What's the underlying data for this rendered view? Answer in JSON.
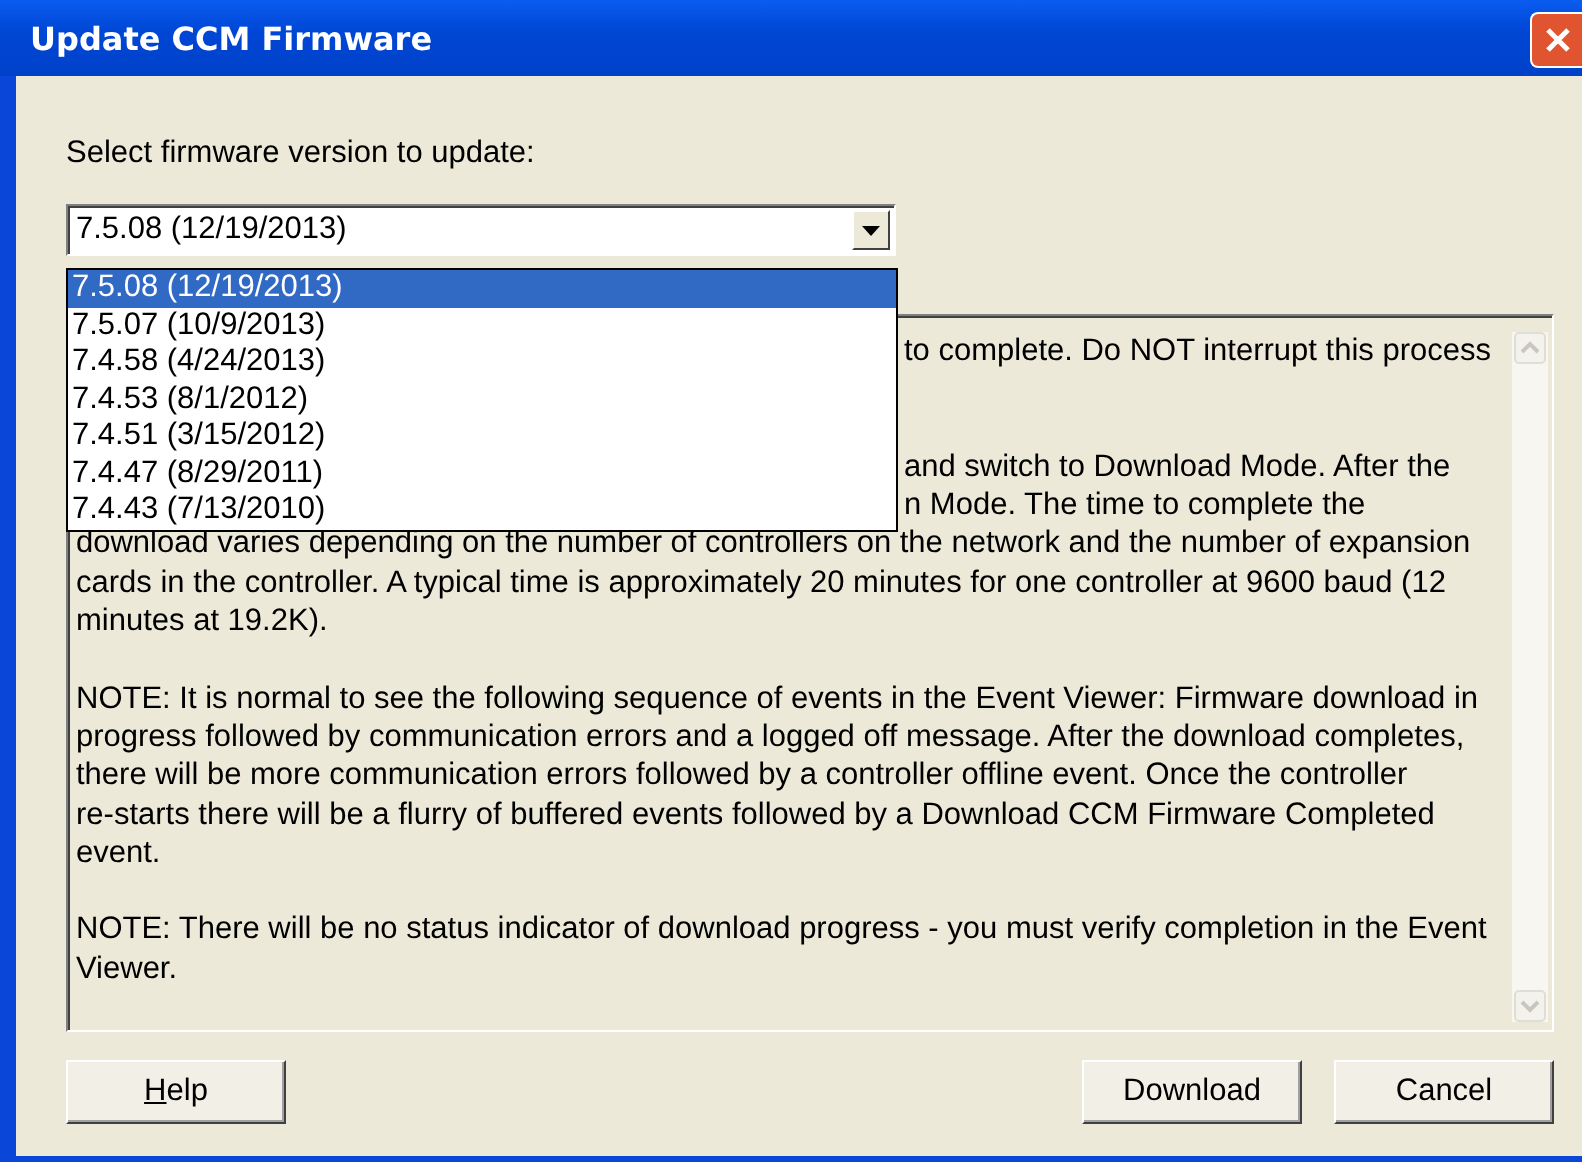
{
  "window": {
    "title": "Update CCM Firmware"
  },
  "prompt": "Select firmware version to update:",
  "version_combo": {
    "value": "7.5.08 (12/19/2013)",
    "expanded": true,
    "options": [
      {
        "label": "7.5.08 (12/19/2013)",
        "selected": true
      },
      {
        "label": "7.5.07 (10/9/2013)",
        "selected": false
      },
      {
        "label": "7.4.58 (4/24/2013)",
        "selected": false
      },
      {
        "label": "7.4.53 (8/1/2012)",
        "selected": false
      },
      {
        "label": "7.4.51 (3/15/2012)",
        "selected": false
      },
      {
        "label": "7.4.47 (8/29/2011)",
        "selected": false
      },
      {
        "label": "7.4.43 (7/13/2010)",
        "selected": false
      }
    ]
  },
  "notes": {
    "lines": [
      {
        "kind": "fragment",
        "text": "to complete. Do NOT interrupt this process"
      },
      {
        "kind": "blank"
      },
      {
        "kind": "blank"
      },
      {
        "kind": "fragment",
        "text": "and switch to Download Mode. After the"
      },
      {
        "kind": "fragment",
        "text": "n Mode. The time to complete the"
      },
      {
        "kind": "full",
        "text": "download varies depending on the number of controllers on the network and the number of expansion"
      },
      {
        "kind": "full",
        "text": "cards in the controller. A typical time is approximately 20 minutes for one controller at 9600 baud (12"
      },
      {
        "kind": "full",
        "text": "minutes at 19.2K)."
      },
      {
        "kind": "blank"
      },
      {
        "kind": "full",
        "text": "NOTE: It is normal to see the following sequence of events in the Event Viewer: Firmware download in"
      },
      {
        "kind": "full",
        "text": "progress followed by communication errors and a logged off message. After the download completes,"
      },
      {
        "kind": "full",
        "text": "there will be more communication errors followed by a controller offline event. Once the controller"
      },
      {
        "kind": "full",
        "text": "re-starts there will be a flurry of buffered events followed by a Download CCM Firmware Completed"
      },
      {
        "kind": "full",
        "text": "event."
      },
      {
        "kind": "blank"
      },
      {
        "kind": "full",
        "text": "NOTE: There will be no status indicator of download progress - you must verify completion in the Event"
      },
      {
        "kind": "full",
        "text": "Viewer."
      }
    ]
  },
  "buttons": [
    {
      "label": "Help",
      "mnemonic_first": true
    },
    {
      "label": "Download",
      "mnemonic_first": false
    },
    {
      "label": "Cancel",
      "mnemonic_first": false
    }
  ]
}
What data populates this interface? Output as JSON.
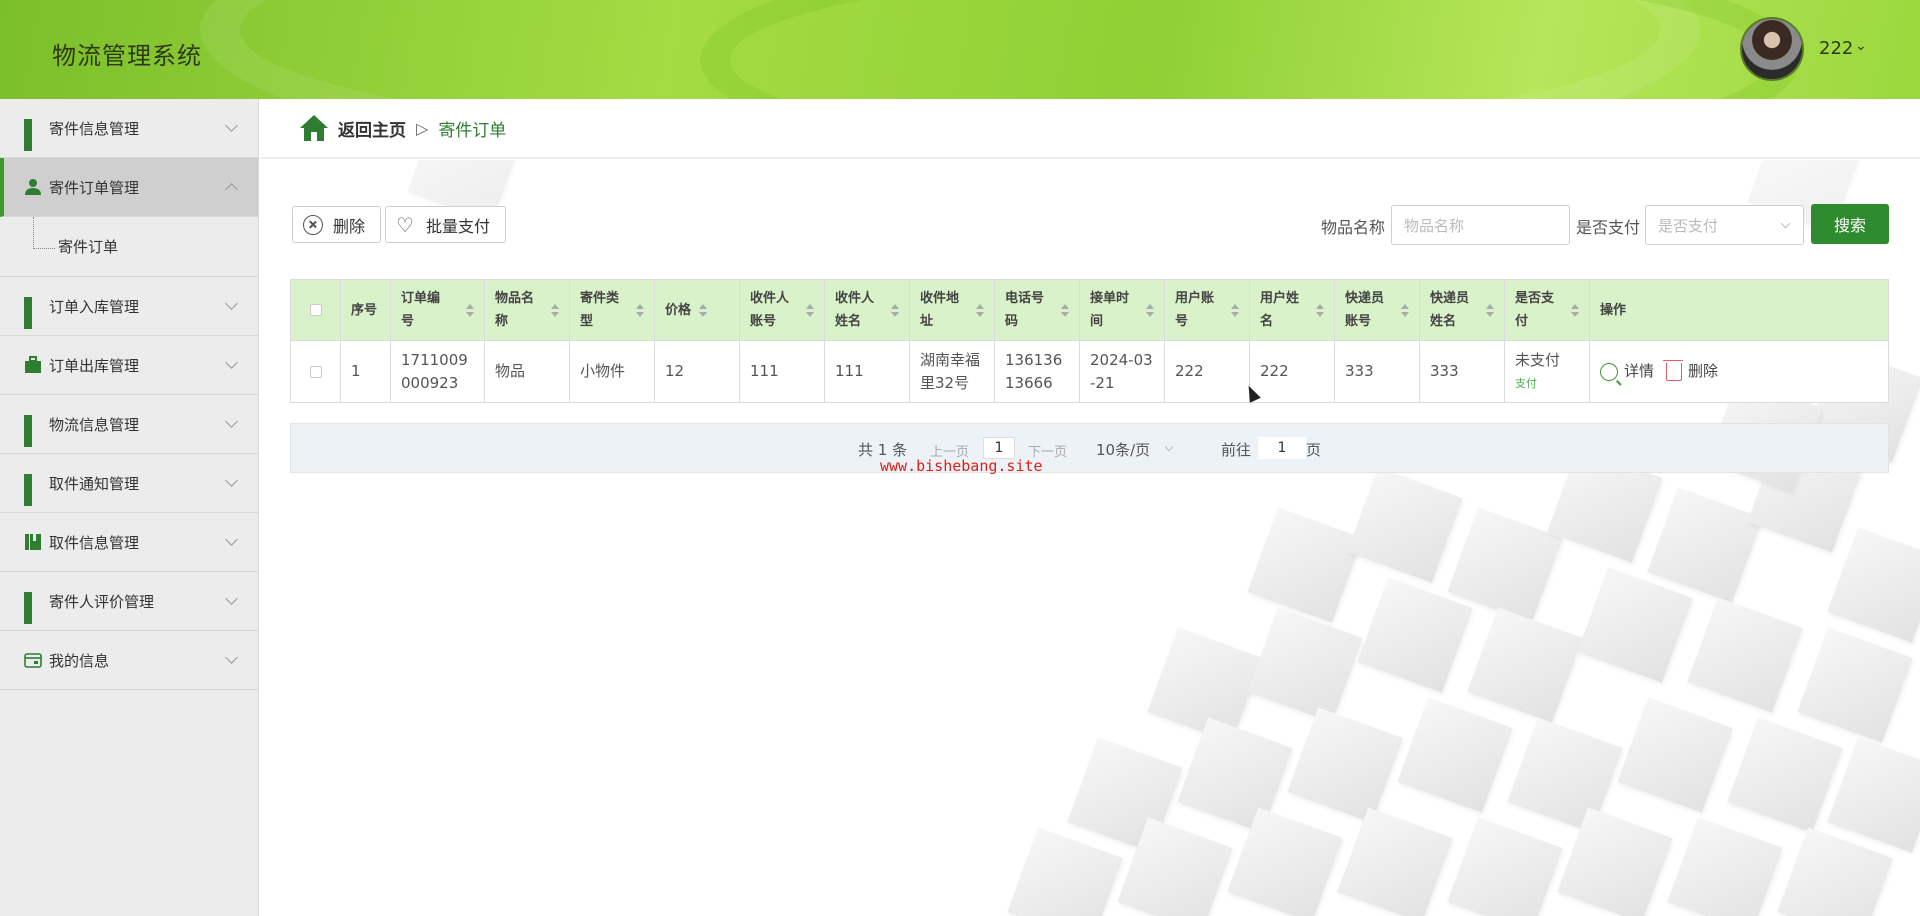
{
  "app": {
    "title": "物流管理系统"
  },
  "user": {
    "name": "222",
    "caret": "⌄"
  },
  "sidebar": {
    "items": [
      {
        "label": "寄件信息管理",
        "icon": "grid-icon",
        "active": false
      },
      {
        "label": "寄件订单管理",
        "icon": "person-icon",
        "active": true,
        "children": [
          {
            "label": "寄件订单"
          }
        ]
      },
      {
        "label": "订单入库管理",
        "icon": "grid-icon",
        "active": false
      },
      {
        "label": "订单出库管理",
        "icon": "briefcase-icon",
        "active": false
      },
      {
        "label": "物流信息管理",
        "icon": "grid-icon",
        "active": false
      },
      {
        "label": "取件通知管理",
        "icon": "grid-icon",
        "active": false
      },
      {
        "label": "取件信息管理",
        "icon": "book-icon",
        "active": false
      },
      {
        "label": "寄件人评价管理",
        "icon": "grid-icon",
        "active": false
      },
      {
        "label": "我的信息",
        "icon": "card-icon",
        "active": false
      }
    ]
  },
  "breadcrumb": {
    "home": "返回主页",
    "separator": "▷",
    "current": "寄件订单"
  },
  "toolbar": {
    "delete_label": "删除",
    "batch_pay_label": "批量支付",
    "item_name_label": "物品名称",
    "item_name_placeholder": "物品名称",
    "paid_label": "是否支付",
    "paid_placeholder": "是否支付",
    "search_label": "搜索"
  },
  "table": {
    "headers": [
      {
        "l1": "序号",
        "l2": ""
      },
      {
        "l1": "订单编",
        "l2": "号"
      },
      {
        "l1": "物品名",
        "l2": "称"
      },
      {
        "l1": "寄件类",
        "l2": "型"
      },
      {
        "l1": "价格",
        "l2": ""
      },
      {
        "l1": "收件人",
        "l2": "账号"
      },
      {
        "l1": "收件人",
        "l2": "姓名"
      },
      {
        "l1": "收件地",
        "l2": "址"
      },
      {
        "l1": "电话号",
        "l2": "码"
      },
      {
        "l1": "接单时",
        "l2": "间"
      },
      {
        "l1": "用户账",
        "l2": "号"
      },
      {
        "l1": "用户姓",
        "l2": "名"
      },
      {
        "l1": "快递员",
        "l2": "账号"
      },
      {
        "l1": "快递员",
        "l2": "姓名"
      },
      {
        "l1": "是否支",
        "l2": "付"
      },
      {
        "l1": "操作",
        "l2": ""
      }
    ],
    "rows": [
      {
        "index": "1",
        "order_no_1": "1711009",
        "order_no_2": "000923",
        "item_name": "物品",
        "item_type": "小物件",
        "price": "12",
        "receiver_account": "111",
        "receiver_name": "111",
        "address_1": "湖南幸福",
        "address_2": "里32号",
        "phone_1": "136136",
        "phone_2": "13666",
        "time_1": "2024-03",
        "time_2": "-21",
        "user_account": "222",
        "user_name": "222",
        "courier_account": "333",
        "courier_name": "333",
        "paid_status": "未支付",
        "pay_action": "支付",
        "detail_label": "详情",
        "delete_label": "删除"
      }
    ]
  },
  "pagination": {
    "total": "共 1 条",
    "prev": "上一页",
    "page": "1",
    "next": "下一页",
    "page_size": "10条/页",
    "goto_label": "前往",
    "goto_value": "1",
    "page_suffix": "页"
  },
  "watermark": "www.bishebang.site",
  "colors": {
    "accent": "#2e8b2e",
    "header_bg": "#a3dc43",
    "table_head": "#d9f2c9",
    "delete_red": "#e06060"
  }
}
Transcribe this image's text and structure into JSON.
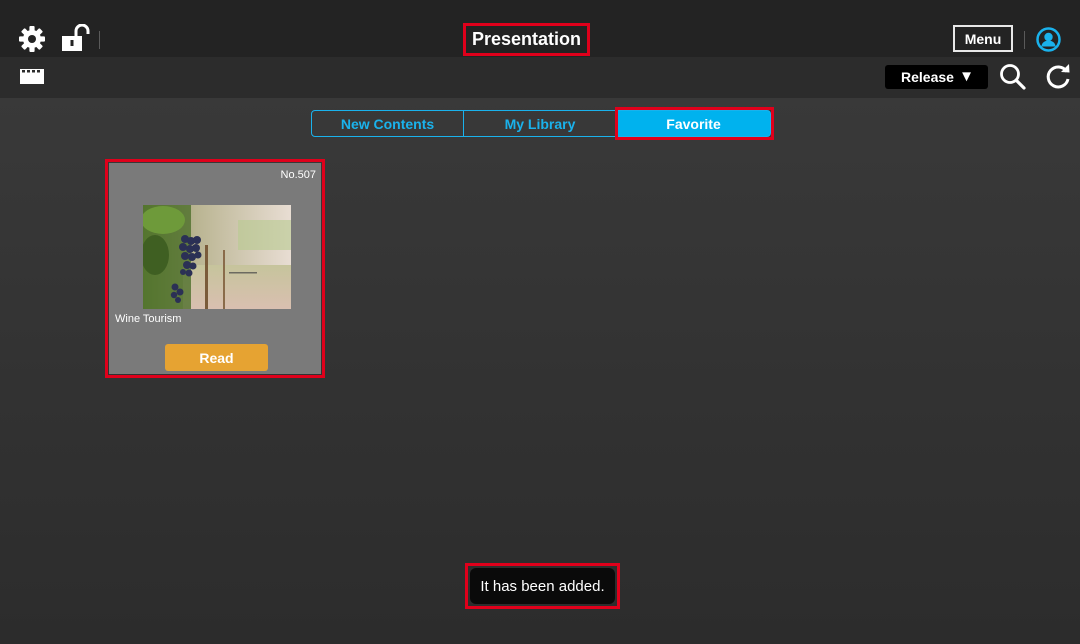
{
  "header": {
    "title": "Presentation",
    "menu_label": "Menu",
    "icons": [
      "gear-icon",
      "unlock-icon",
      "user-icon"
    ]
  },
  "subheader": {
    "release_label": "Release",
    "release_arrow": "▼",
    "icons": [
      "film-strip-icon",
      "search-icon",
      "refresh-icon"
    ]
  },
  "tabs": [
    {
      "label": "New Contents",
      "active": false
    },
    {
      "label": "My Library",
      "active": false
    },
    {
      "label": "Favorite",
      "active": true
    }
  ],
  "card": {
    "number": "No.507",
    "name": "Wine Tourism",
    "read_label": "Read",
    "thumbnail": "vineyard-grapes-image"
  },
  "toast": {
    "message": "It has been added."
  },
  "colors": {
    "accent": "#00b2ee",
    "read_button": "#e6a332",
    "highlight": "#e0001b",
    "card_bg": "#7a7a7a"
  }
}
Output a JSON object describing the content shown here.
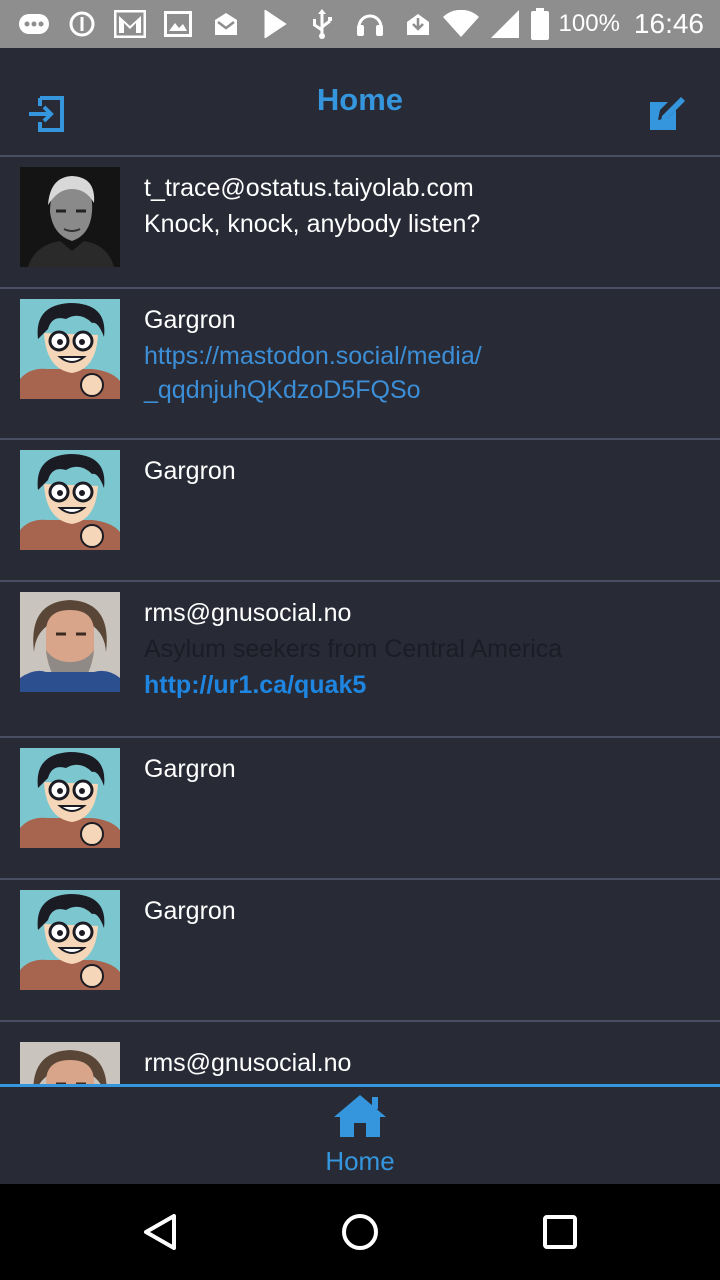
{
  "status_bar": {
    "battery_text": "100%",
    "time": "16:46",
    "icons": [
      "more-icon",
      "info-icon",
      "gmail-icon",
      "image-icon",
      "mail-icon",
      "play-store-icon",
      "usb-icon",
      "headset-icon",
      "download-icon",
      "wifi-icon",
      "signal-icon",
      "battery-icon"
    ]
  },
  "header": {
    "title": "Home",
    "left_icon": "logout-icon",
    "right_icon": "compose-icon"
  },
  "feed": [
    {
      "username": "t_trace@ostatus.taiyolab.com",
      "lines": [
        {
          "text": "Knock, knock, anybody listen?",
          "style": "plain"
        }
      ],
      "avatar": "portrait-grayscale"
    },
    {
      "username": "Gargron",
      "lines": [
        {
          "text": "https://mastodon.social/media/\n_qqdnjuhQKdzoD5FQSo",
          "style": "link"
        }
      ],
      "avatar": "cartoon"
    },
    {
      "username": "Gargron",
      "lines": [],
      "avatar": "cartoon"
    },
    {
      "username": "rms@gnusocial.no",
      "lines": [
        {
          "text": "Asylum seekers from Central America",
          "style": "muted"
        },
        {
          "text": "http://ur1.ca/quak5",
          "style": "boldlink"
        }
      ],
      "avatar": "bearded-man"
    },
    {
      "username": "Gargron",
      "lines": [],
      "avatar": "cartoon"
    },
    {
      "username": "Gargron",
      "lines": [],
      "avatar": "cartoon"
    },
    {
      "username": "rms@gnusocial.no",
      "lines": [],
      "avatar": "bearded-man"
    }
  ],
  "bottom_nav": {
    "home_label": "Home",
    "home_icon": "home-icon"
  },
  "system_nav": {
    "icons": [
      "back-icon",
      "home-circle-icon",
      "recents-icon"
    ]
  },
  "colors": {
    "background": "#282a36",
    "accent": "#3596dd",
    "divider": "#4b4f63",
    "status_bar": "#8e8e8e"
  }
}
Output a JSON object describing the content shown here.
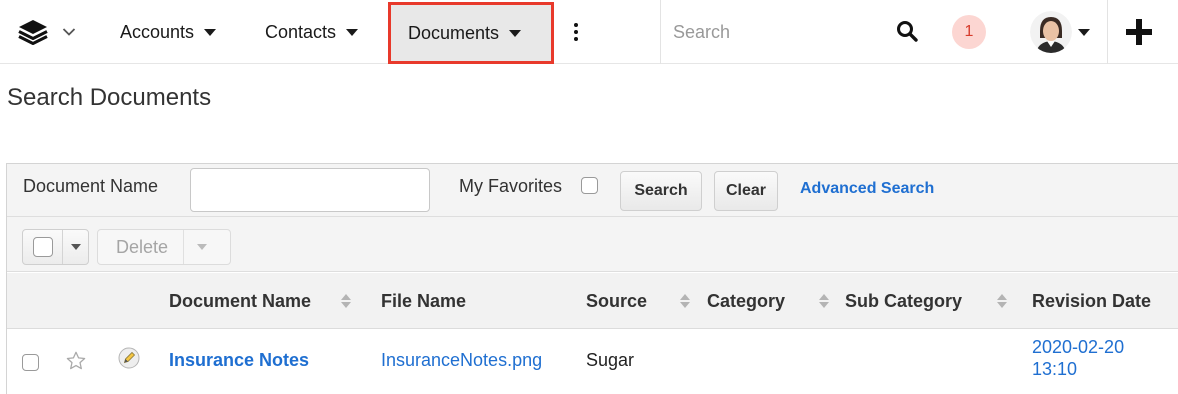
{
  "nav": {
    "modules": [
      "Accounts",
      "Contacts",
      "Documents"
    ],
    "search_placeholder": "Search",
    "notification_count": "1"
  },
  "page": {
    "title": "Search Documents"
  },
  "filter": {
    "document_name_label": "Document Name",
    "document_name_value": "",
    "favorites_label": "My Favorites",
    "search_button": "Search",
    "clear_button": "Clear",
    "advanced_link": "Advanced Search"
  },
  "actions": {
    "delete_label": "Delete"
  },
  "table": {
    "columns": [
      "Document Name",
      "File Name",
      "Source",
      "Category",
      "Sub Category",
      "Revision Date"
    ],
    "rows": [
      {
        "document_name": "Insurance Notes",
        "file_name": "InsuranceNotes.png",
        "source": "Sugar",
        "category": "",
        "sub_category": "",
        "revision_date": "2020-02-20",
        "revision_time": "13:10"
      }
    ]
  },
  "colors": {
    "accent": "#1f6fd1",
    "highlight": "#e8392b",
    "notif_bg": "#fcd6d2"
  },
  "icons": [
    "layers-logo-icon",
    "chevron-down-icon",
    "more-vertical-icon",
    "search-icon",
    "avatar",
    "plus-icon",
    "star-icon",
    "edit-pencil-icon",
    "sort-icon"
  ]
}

■ Short exercise:
Show every line in the entries where the string "Viewer" occurs.

■ Complete output:
        "text": "NOTE: It is normal to see the following sequence of events in the Event Viewer: Firmware download in"
        "text": "Viewer."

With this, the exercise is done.